▶ **What needs to be done**
Transcribe the listing below word for word.

↓

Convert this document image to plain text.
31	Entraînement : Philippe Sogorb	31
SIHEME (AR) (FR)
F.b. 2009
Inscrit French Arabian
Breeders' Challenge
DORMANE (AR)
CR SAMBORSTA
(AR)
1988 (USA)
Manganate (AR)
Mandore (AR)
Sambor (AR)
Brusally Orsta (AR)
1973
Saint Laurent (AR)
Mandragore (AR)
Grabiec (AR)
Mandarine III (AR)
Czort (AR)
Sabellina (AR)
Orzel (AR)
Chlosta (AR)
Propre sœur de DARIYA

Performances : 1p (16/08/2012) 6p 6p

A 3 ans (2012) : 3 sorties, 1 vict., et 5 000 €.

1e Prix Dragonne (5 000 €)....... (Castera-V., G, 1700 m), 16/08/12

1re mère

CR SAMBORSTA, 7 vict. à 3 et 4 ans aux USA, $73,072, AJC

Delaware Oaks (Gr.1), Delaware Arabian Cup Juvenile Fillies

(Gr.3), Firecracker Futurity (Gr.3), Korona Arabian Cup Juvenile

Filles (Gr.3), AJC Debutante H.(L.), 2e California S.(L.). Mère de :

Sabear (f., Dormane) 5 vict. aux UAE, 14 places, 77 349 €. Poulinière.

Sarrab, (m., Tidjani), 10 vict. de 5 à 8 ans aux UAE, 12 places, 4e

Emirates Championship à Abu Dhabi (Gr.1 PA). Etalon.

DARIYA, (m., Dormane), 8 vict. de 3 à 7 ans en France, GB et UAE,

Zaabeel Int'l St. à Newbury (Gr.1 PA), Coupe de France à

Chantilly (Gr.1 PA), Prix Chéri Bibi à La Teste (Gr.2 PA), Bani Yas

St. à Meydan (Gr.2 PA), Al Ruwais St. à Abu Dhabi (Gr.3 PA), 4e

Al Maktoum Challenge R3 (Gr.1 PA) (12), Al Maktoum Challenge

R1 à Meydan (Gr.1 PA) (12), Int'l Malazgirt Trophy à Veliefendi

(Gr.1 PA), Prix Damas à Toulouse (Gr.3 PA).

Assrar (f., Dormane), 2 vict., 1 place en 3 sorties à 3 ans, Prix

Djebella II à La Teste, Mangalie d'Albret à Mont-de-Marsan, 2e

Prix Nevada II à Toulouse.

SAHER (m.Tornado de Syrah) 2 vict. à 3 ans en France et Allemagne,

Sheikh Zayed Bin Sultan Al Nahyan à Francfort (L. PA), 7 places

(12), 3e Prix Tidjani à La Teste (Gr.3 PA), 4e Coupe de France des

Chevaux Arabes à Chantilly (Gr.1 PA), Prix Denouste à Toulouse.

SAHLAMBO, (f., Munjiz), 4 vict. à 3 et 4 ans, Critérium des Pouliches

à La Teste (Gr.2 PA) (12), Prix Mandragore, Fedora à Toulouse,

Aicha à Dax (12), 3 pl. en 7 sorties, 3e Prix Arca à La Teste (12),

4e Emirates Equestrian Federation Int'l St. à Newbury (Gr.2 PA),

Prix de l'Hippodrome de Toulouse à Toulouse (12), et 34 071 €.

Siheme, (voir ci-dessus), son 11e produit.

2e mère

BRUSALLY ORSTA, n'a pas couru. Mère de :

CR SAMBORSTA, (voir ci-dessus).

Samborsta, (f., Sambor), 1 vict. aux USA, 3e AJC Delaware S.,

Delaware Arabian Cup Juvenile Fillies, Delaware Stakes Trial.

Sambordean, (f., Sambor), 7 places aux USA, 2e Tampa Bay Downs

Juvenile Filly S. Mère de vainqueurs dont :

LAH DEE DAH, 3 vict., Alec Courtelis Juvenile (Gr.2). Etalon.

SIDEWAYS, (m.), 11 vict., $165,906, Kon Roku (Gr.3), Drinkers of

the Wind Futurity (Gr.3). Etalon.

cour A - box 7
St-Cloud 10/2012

↑

▶ **Task solution**
Convert this document image to plain text.
31	Entraînement : Philippe Sogorb	31
SIHEME (AR) (FR)
F.b. 2009
Inscrit French Arabian
Breeders' Challenge
DORMANE (AR)
CR SAMBORSTA
(AR)
1988 (USA)
Manganate (AR)
Mandore (AR)
Sambor (AR)
Brusally Orsta (AR)
1973
Saint Laurent (AR)
Mandragore (AR)
Grabiec (AR)
Mandarine III (AR)
Czort (AR)
Sabellina (AR)
Orzel (AR)
Chlosta (AR)
Propre sœur de DARIYA

Performances : 1p (16/08/2012) 6p 6p

A 3 ans (2012) : 3 sorties, 1 vict., et 5 000 €.

1e Prix Dragonne (5 000 €)....... (Castera-V., G, 1700 m), 16/08/12

1re mère

CR SAMBORSTA, 7 vict. à 3 et 4 ans aux USA, $73,072, AJC

Delaware Oaks (Gr.1), Delaware Arabian Cup Juvenile Fillies

(Gr.3), Firecracker Futurity (Gr.3), Korona Arabian Cup Juvenile

Filles (Gr.3), AJC Debutante H.(L.), 2e California S.(L.). Mère de :

Sabear (f., Dormane) 5 vict. aux UAE, 14 places, 77 349 €. Poulinière.

Sarrab, (m., Tidjani), 10 vict. de 5 à 8 ans aux UAE, 12 places, 4e

Emirates Championship à Abu Dhabi (Gr.1 PA). Etalon.

DARIYA, (m., Dormane), 8 vict. de 3 à 7 ans en France, GB et UAE,

Zaabeel Int'l St. à Newbury (Gr.1 PA), Coupe de France à

Chantilly (Gr.1 PA), Prix Chéri Bibi à La Teste (Gr.2 PA), Bani Yas

St. à Meydan (Gr.2 PA), Al Ruwais St. à Abu Dhabi (Gr.3 PA), 4e

Al Maktoum Challenge R3 (Gr.1 PA) (12), Al Maktoum Challenge

R1 à Meydan (Gr.1 PA) (12), Int'l Malazgirt Trophy à Veliefendi

(Gr.1 PA), Prix Damas à Toulouse (Gr.3 PA).

Assrar (f., Dormane), 2 vict., 1 place en 3 sorties à 3 ans, Prix

Djebella II à La Teste, Mangalie d'Albret à Mont-de-Marsan, 2e

Prix Nevada II à Toulouse.

SAHER (m.Tornado de Syrah) 2 vict. à 3 ans en France et Allemagne,

Sheikh Zayed Bin Sultan Al Nahyan à Francfort (L. PA), 7 places

(12), 3e Prix Tidjani à La Teste (Gr.3 PA), 4e Coupe de France des

Chevaux Arabes à Chantilly (Gr.1 PA), Prix Denouste à Toulouse.

SAHLAMBO, (f., Munjiz), 4 vict. à 3 et 4 ans, Critérium des Pouliches

à La Teste (Gr.2 PA) (12), Prix Mandragore, Fedora à Toulouse,

Aicha à Dax (12), 3 pl. en 7 sorties, 3e Prix Arca à La Teste (12),

4e Emirates Equestrian Federation Int'l St. à Newbury (Gr.2 PA),

Prix de l'Hippodrome de Toulouse à Toulouse (12), et 34 071 €.

Siheme, (voir ci-dessus), son 11e produit.

2e mère

BRUSALLY ORSTA, n'a pas couru. Mère de :

CR SAMBORSTA, (voir ci-dessus).

Samborsta, (f., Sambor), 1 vict. aux USA, 3e AJC Delaware S.,

Delaware Arabian Cup Juvenile Fillies, Delaware Stakes Trial.

Sambordean, (f., Sambor), 7 places aux USA, 2e Tampa Bay Downs

Juvenile Filly S. Mère de vainqueurs dont :

LAH DEE DAH, 3 vict., Alec Courtelis Juvenile (Gr.2). Etalon.

SIDEWAYS, (m.), 11 vict., $165,906, Kon Roku (Gr.3), Drinkers of

the Wind Futurity (Gr.3). Etalon.

cour A - box 7
St-Cloud 10/2012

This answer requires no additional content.